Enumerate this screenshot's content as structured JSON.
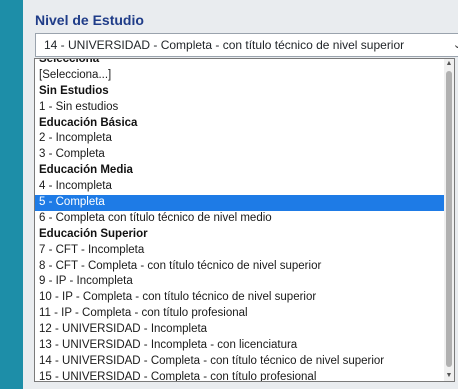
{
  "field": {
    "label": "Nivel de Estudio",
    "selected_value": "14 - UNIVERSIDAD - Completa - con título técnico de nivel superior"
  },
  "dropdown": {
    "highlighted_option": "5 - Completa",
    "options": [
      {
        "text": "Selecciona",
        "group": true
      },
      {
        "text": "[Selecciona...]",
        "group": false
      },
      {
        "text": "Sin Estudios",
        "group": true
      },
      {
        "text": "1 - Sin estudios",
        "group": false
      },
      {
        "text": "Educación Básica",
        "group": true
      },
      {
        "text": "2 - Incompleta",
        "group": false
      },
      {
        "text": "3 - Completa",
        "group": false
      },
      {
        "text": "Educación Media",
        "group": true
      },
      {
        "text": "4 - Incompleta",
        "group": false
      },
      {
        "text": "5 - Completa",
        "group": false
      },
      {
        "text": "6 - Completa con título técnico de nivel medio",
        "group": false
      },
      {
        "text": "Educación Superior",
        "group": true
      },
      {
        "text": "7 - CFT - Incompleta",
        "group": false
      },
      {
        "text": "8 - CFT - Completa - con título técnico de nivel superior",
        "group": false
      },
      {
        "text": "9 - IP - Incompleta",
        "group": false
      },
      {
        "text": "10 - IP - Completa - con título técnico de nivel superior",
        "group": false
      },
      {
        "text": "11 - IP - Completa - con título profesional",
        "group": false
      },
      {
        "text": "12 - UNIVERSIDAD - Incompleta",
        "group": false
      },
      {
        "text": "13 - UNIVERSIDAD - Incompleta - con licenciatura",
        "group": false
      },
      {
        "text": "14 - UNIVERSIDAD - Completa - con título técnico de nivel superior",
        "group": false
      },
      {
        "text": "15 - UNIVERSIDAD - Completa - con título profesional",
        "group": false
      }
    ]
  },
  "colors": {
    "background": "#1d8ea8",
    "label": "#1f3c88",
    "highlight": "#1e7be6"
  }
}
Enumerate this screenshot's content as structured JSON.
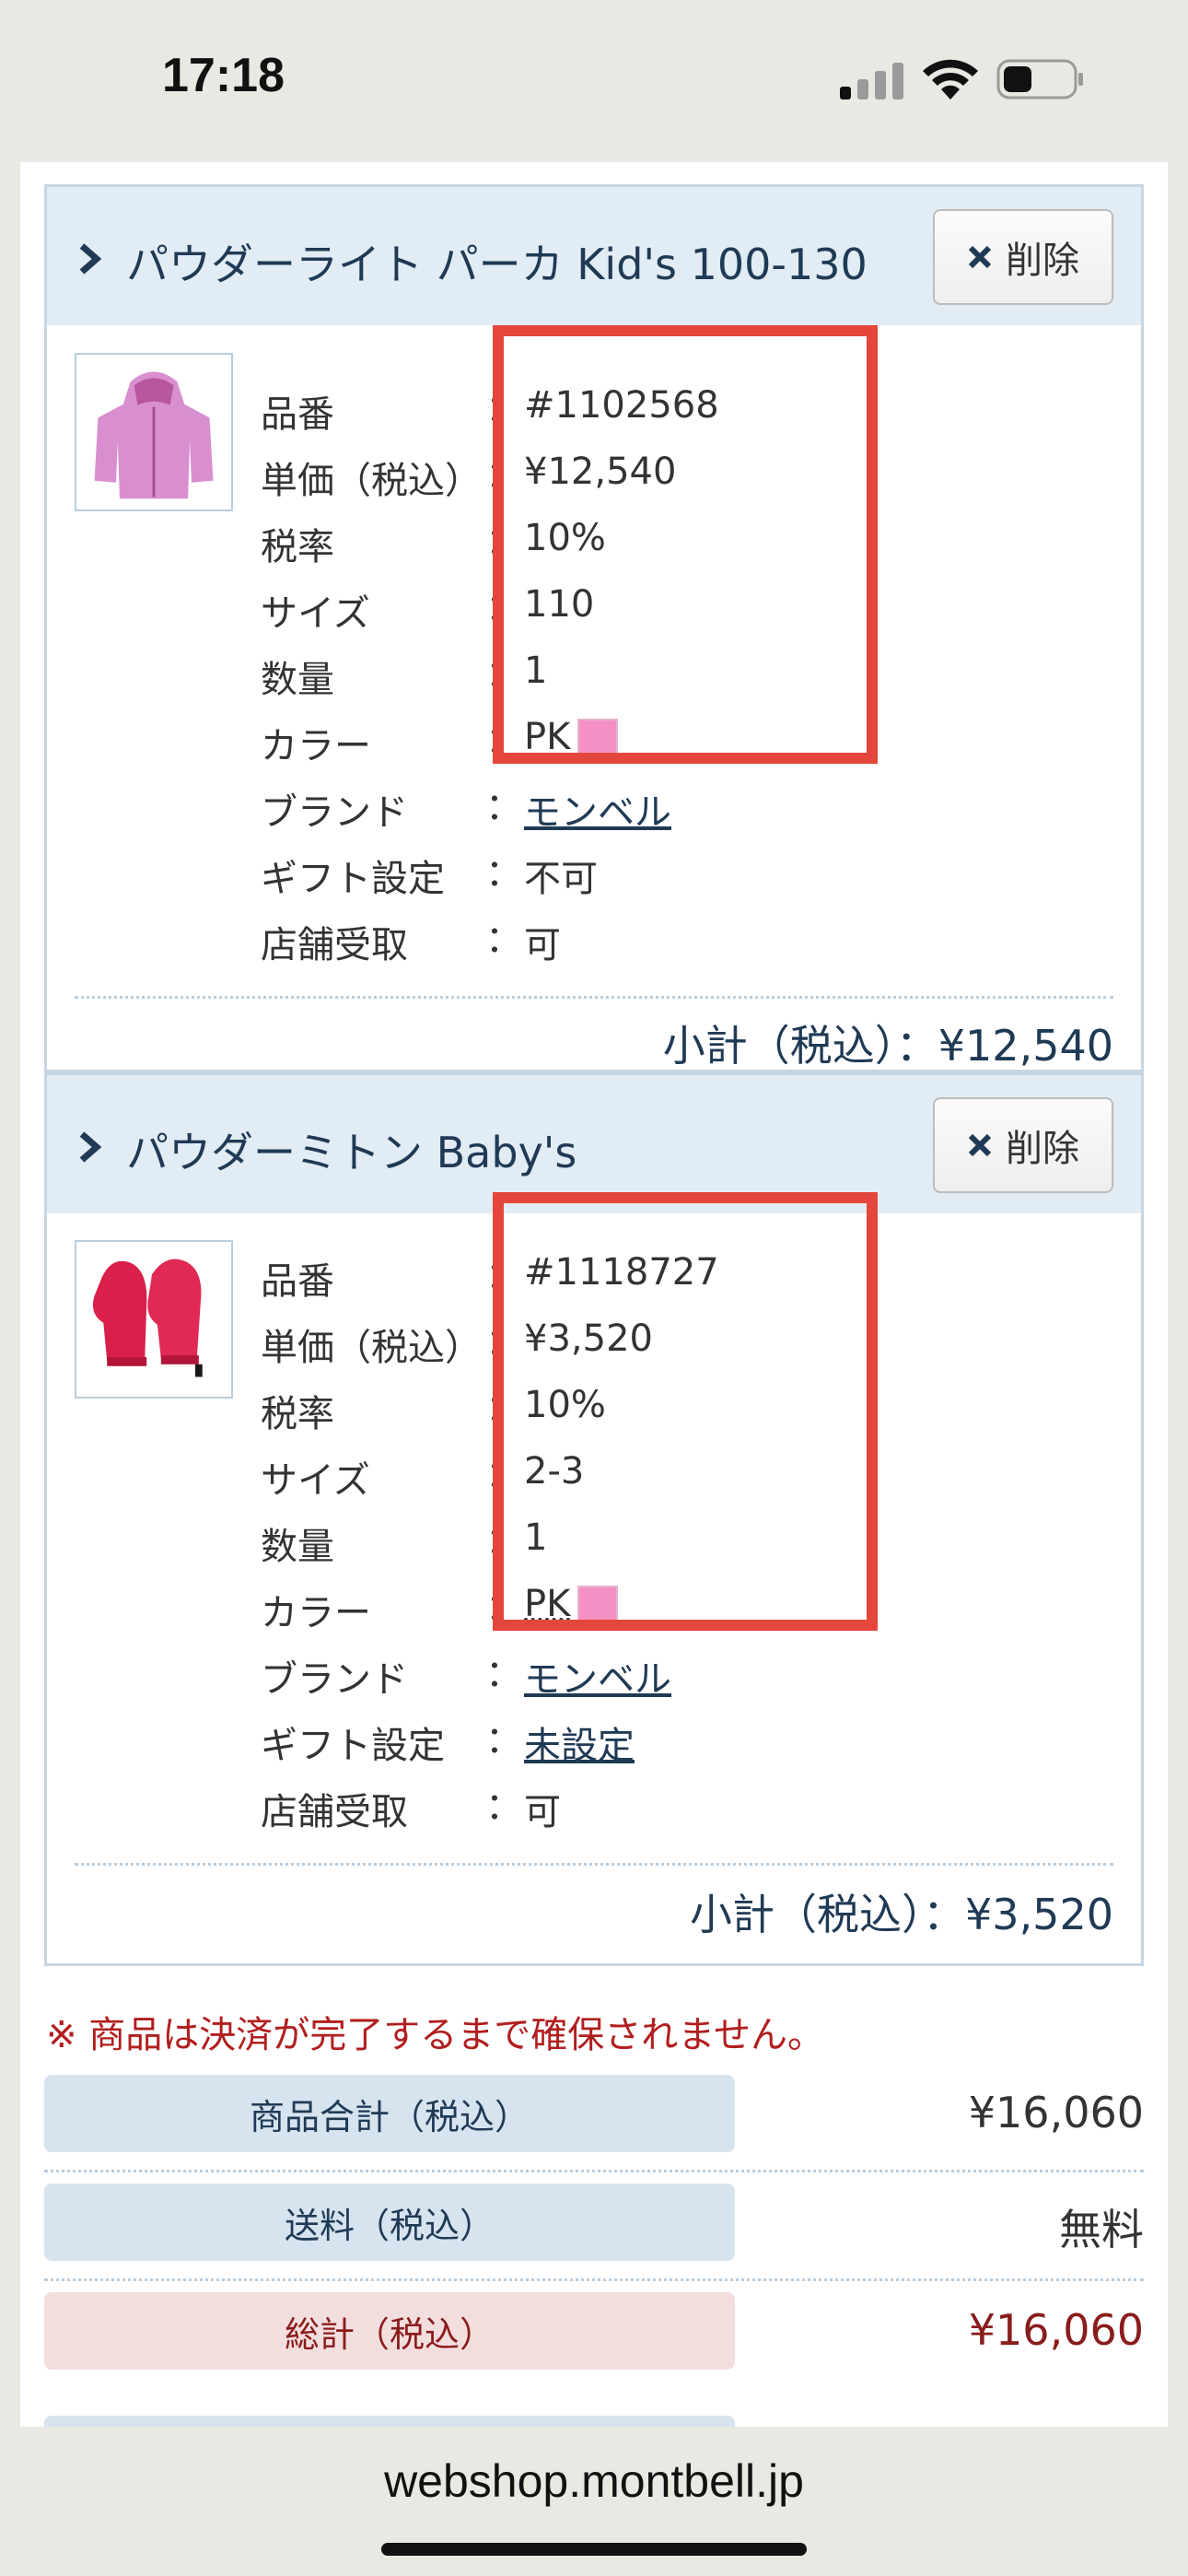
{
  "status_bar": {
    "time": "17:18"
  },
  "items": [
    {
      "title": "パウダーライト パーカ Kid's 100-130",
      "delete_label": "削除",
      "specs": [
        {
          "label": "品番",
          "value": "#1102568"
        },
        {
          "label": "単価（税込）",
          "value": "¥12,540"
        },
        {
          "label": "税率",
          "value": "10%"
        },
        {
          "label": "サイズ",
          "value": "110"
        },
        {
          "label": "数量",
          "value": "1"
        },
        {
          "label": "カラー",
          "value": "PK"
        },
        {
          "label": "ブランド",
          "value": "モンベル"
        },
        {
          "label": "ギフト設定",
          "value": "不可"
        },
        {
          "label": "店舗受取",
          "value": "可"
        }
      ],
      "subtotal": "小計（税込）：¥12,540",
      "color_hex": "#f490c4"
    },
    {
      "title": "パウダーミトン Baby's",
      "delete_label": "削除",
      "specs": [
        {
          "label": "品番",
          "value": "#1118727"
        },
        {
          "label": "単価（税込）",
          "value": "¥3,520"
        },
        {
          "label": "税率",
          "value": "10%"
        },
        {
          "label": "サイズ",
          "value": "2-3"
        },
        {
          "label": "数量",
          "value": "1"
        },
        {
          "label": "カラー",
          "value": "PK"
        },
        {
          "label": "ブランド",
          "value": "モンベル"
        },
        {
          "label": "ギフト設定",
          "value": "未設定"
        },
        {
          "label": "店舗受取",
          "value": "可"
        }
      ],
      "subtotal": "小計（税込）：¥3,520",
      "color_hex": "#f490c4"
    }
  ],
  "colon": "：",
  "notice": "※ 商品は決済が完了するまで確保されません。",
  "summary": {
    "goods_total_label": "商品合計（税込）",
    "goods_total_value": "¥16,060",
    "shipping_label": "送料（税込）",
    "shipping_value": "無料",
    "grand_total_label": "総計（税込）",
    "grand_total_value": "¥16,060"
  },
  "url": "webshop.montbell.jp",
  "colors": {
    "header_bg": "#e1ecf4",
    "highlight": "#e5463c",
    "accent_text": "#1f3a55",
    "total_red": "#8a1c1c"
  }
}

- - -

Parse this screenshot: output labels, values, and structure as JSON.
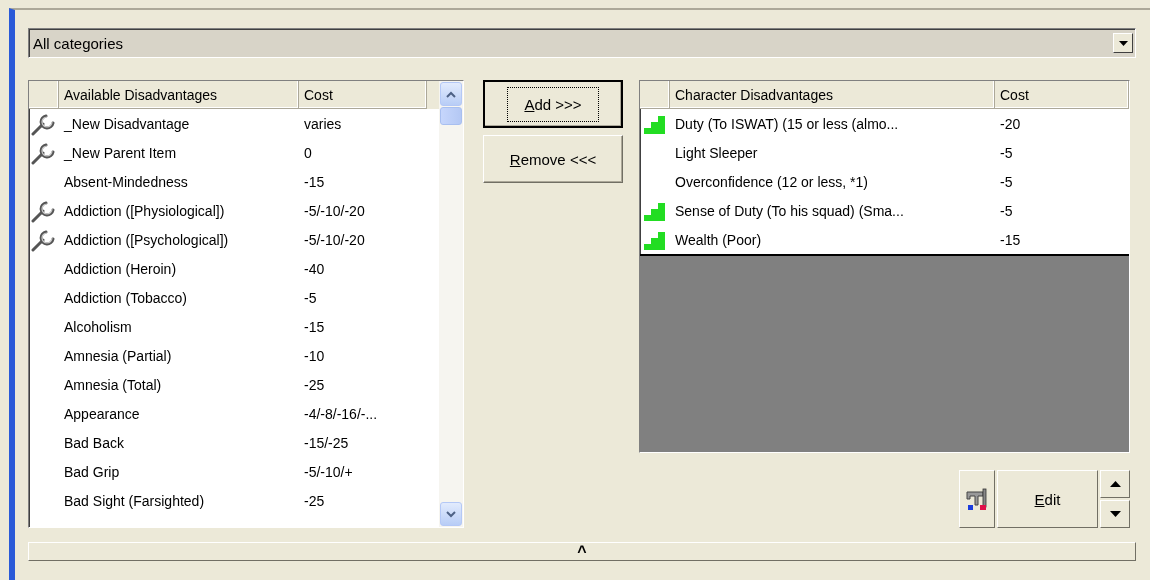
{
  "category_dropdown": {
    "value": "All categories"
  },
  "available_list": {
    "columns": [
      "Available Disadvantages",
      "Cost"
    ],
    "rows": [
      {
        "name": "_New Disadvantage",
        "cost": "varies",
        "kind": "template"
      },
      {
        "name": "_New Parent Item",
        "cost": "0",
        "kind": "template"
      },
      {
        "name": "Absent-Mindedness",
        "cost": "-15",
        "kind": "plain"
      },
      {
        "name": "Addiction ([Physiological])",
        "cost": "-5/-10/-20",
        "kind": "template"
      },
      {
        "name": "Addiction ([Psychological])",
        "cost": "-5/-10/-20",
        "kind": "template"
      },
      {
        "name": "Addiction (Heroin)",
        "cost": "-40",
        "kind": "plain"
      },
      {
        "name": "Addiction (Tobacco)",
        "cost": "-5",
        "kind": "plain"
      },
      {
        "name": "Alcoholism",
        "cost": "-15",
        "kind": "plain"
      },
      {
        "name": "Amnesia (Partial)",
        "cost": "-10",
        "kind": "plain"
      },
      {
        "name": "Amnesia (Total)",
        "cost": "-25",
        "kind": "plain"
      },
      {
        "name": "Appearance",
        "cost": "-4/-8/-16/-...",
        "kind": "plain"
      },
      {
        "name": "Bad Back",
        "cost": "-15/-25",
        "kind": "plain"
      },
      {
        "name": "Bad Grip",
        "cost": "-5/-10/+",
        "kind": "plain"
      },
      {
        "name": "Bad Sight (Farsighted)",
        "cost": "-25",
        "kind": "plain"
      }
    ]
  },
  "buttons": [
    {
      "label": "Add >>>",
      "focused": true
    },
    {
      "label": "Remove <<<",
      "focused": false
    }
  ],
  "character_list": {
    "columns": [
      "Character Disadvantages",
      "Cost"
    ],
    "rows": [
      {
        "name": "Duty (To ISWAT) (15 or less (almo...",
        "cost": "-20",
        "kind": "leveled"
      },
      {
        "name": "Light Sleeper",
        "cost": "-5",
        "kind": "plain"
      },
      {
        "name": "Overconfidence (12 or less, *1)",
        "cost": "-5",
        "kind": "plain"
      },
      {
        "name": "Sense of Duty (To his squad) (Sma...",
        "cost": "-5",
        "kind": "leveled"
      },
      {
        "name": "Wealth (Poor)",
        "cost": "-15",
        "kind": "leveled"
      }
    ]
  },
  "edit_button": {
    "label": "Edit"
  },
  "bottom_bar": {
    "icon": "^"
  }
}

- - -

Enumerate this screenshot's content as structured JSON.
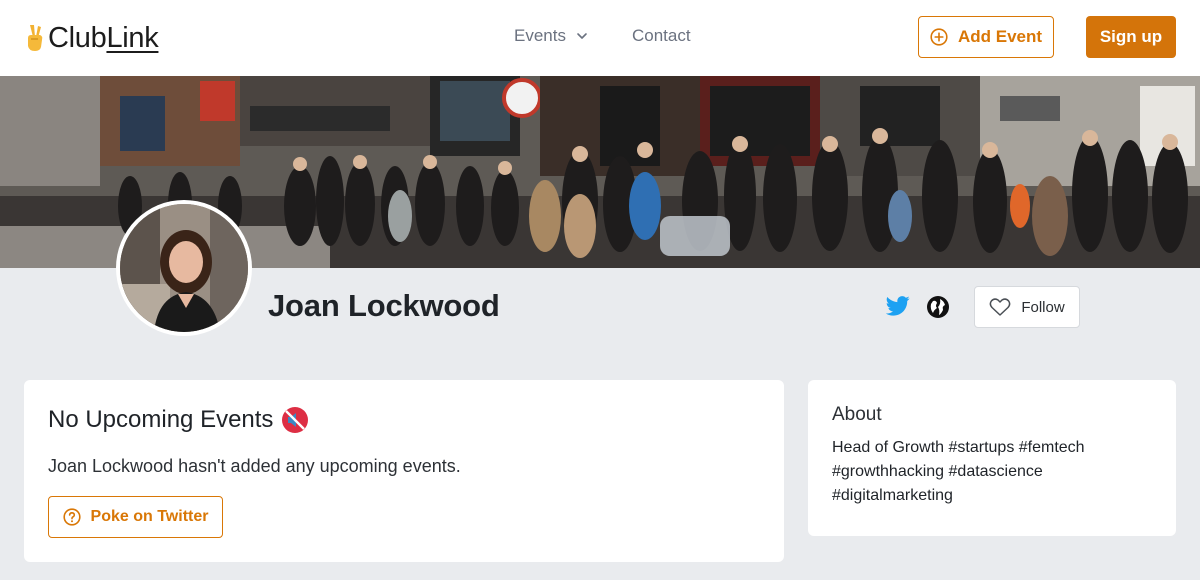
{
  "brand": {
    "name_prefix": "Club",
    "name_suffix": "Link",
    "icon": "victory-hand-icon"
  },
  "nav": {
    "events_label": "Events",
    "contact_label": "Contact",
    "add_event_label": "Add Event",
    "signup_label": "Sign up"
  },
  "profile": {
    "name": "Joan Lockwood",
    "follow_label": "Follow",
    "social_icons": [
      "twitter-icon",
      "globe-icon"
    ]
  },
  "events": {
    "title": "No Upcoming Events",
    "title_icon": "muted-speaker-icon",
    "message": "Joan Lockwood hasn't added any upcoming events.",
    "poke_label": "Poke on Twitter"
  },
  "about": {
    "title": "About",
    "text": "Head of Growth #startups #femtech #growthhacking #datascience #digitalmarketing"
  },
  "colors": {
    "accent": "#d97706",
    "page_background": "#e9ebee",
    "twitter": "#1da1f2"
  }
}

- - -

Locate the word "título" in the records above, and return each line that has it.

    "selected_value": "14 - UNIVERSIDAD - Completa - con título técnico de nivel superior"
        "text": "6 - Completa con título técnico de nivel medio",
        "text": "8 - CFT - Completa - con título técnico de nivel superior",
        "text": "10 - IP - Completa - con título técnico de nivel superior",
        "text": "11 - IP - Completa - con título profesional",
        "text": "14 - UNIVERSIDAD - Completa - con título técnico de nivel superior",
        "text": "15 - UNIVERSIDAD - Completa - con título profesional",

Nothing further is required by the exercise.